Data items:
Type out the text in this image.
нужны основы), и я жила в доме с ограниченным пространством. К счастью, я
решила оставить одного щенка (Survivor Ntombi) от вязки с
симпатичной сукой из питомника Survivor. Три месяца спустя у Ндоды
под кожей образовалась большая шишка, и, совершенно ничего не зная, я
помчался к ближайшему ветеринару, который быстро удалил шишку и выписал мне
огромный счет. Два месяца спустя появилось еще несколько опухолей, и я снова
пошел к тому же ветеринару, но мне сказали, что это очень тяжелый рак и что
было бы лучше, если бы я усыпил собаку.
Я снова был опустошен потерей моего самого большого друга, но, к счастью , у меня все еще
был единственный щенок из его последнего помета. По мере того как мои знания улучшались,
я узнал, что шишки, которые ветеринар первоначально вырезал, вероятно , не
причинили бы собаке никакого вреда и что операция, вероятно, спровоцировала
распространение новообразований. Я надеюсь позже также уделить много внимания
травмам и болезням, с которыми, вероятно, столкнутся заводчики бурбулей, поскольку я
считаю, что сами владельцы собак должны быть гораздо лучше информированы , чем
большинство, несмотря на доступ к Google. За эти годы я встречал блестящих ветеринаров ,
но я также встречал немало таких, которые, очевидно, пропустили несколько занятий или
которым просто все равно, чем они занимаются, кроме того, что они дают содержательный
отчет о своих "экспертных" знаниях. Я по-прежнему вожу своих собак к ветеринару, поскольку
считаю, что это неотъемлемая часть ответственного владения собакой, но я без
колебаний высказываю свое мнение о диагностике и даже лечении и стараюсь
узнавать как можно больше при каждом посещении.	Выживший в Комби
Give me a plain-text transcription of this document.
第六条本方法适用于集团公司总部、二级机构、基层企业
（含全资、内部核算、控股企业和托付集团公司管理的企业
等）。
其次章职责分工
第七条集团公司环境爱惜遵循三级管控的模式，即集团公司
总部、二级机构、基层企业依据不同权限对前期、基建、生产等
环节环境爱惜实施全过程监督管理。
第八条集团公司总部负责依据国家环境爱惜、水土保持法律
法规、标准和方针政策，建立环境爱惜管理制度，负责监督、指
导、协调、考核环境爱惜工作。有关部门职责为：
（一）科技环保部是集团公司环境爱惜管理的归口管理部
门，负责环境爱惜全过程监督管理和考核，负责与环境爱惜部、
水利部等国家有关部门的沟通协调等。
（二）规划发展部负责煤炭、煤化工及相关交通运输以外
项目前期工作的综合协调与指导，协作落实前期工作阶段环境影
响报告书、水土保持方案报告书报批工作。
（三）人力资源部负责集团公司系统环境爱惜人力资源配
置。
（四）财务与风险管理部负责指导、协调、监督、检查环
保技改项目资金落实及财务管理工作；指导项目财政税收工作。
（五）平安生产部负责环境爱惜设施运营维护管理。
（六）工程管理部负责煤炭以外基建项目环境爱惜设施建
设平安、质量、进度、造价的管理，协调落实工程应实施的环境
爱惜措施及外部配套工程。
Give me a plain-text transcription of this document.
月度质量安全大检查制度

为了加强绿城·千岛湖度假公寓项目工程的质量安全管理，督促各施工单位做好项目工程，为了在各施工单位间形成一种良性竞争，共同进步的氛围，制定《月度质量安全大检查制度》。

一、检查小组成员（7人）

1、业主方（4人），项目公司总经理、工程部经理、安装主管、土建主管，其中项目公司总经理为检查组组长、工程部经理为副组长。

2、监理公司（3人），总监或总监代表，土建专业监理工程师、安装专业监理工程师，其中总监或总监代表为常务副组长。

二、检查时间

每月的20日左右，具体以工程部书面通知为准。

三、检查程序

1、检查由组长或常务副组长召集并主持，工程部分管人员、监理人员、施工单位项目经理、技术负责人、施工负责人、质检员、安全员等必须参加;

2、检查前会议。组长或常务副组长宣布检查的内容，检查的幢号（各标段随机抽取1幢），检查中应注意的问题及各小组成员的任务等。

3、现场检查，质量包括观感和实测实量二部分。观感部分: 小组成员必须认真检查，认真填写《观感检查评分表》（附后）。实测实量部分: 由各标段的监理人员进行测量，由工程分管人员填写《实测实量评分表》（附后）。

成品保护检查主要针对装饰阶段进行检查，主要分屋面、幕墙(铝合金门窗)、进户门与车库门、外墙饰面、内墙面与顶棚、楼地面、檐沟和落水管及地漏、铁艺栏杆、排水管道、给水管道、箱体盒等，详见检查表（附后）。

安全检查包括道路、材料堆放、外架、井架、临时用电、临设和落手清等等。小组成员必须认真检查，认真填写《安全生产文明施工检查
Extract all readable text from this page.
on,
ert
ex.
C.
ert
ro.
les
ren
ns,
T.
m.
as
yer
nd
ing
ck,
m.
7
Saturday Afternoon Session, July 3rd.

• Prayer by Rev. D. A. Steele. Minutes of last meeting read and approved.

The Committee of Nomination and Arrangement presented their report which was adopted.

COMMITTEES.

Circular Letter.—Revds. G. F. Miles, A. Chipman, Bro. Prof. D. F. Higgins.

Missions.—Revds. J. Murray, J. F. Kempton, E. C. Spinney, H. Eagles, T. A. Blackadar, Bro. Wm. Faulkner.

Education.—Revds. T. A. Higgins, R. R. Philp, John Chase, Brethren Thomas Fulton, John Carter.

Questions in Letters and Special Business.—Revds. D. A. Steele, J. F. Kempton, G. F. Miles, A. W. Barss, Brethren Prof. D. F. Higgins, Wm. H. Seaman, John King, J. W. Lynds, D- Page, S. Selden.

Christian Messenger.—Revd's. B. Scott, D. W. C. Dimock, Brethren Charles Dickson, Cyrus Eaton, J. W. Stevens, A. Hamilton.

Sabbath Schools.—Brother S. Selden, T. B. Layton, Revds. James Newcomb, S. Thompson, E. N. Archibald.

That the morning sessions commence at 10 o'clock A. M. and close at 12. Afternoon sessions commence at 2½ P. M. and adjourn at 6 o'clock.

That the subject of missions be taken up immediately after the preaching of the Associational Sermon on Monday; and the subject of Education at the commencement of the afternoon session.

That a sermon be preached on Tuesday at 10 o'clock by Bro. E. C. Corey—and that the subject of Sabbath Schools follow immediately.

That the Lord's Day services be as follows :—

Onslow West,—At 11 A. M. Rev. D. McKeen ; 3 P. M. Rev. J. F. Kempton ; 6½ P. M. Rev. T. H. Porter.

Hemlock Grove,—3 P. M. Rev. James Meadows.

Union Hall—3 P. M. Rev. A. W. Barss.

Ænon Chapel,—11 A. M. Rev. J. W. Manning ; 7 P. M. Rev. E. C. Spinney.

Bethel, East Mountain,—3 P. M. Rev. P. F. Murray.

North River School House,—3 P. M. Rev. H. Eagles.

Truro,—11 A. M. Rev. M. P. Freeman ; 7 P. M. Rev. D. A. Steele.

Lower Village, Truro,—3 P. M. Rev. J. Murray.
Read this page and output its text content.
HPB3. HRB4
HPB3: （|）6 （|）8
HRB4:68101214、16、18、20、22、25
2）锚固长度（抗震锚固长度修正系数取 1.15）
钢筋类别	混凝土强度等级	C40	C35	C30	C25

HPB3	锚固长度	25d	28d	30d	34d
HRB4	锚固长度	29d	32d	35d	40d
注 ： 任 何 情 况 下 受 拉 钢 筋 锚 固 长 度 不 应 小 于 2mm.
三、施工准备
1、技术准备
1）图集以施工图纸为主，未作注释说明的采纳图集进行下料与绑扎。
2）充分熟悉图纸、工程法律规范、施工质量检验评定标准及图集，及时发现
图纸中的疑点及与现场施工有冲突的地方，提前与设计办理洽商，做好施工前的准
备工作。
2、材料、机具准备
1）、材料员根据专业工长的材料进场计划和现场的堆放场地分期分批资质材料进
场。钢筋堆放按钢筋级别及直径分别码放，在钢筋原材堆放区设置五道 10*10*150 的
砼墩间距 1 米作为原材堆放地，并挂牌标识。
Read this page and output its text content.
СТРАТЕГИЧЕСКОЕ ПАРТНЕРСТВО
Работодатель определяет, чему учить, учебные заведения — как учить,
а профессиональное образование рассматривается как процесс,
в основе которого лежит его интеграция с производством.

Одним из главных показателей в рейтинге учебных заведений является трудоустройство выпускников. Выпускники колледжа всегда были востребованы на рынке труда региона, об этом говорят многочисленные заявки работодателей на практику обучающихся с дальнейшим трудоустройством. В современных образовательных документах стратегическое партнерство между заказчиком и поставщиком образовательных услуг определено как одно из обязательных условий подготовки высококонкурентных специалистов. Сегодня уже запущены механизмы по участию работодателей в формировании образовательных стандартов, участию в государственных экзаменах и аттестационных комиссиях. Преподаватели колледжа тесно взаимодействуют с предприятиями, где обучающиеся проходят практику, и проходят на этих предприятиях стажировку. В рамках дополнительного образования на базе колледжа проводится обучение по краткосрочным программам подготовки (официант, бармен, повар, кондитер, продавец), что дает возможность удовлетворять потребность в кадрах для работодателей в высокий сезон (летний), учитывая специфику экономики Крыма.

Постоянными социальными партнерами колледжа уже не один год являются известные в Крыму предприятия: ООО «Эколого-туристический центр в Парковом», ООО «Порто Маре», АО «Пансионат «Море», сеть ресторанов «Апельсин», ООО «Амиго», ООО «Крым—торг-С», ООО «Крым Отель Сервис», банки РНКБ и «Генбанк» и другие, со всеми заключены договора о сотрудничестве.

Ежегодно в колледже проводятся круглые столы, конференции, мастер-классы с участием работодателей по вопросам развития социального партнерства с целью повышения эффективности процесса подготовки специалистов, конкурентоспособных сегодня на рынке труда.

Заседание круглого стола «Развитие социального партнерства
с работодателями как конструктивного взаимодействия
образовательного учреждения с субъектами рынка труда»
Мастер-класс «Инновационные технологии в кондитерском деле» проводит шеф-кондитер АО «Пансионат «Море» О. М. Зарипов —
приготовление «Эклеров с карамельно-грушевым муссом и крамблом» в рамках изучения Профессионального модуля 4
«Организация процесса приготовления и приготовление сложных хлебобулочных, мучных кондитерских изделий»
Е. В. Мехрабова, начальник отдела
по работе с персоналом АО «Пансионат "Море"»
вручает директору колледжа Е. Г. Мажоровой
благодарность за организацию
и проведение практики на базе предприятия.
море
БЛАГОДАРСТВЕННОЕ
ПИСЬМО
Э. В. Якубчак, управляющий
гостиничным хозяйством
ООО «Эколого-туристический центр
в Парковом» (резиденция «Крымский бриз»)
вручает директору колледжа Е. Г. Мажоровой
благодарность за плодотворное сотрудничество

EXERCISE:
Set out every line from the material that contains the string "Schools".

ANSWER:
Sabbath Schools.—Brother S. Selden, T. B. Layton, Revds. James Newcomb, S. Thompson, E. N. Archibald.
That a sermon be preached on Tuesday at 10 o'clock by Bro. E. C. Corey—and that the subject of Sabbath Schools follow immediately.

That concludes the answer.